Aim of the task ▸
Find all the lines with "dictiret" and gather them.

[Recorded data]

-*-

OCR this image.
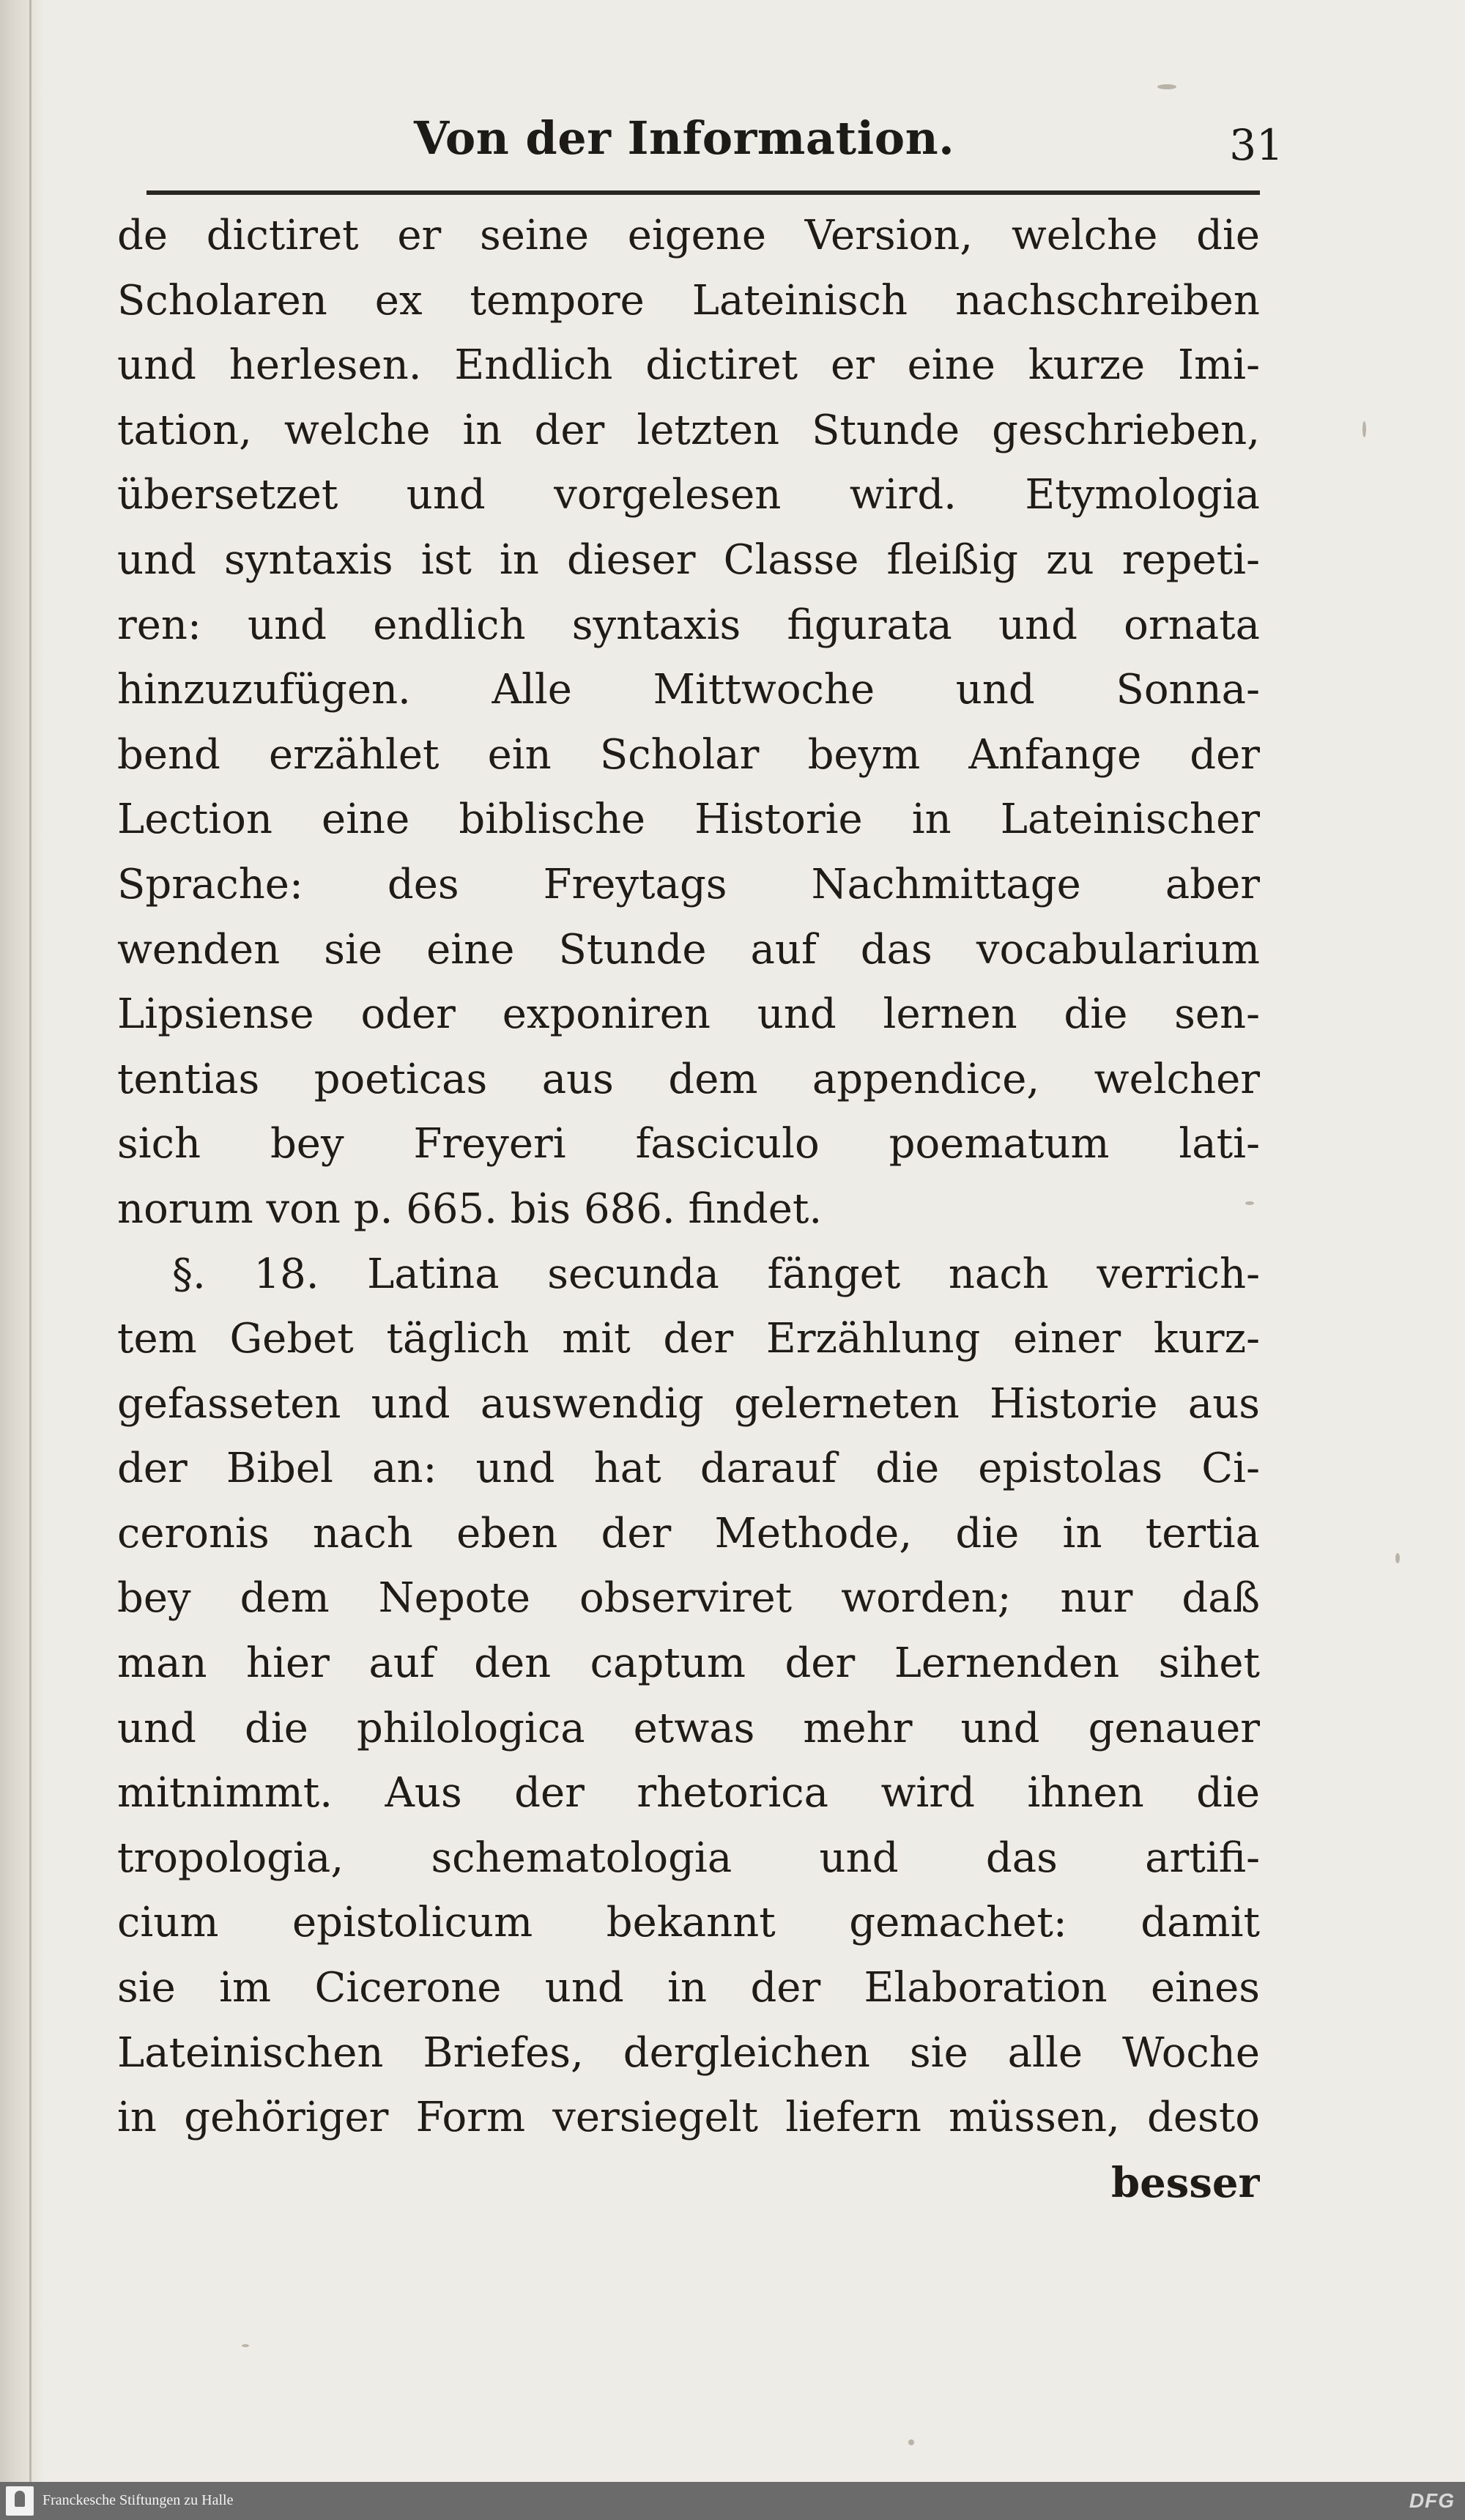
Von der Information.	31
de dictiret er seine eigene Version, welche die
Scholaren ex tempore Lateinisch nachschreiben
und herlesen. Endlich dictiret er eine kurze Imi-
tation, welche in der letzten Stunde geschrieben,
übersetzet und vorgelesen wird. Etymologia
und syntaxis ist in dieser Classe fleißig zu repeti-
ren: und endlich syntaxis figurata und ornata
hinzuzufügen. Alle Mittwoche und Sonna-
bend erzählet ein Scholar beym Anfange der
Lection eine biblische Historie in Lateinischer
Sprache: des Freytags Nachmittage aber
wenden sie eine Stunde auf das vocabularium
Lipsiense oder exponiren und lernen die sen-
tentias poeticas aus dem appendice, welcher
sich bey Freyeri fasciculo poematum lati-
norum von p. 665. bis 686. findet.
§. 18. Latina secunda fänget nach verrich-
tem Gebet täglich mit der Erzählung einer kurz-
gefasseten und auswendig gelerneten Historie aus
der Bibel an: und hat darauf die epistolas Ci-
ceronis nach eben der Methode, die in tertia
bey dem Nepote observiret worden; nur daß
man hier auf den captum der Lernenden sihet
und die philologica etwas mehr und genauer
mitnimmt. Aus der rhetorica wird ihnen die
tropologia, schematologia und das artifi-
cium epistolicum bekannt gemachet: damit
sie im Cicerone und in der Elaboration eines
Lateinischen Briefes, dergleichen sie alle Woche
in gehöriger Form versiegelt liefern müssen, desto
besser
Franckesche Stiftungen zu Halle	DFG
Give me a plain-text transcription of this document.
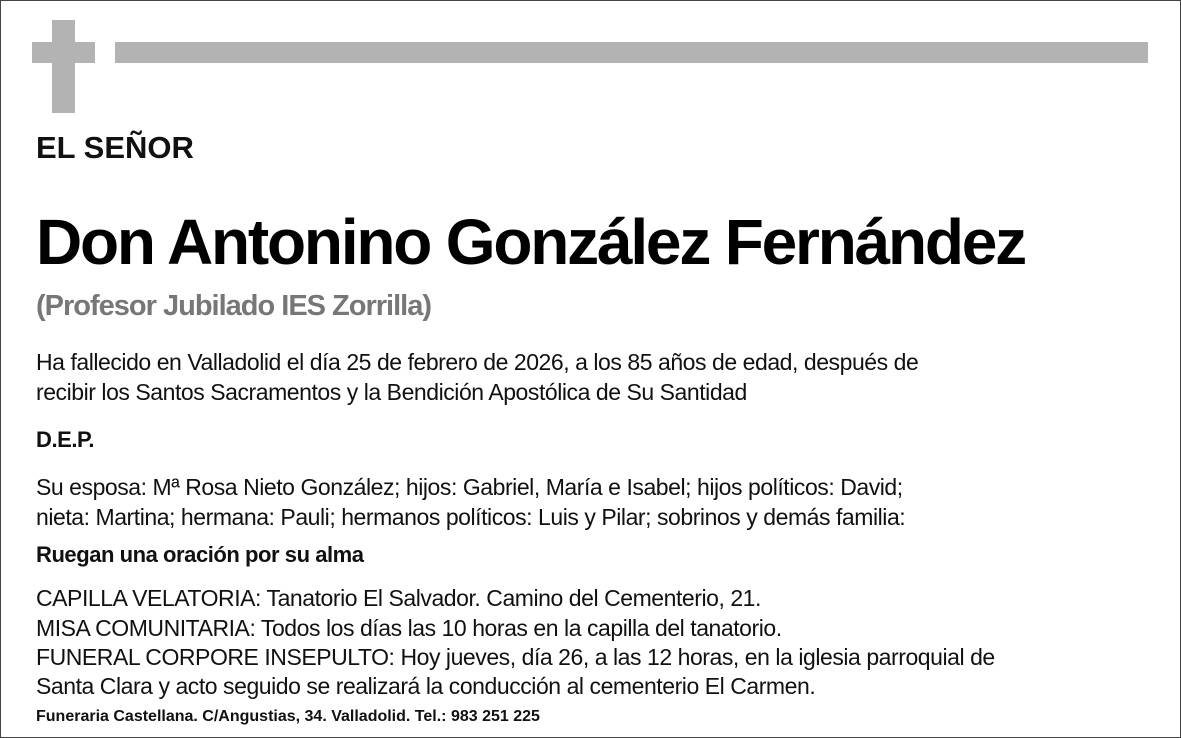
EL SEÑOR
Don Antonino González Fernández
(Profesor Jubilado IES Zorrilla)
Ha fallecido en Valladolid el día 25 de febrero de 2026, a los 85 años de edad, después de
recibir los Santos Sacramentos y la Bendición Apostólica de Su Santidad
D.E.P.
Su esposa: Mª Rosa Nieto González; hijos: Gabriel, María e Isabel; hijos políticos: David;
nieta: Martina; hermana: Pauli; hermanos políticos: Luis y Pilar; sobrinos y demás familia:
Ruegan una oración por su alma
CAPILLA VELATORIA: Tanatorio El Salvador. Camino del Cementerio, 21.
MISA COMUNITARIA: Todos los días las 10 horas en la capilla del tanatorio.
FUNERAL CORPORE INSEPULTO: Hoy jueves, día 26, a las 12 horas, en la iglesia parroquial de
Santa Clara y acto seguido se realizará la conducción al cementerio El Carmen.
Funeraria Castellana. C/Angustias, 34. Valladolid. Tel.: 983 251 225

-*-

Reply to the task ▸
de dictiret er seine eigene Version, welche die
und herlesen. Endlich dictiret er eine kurze Imi-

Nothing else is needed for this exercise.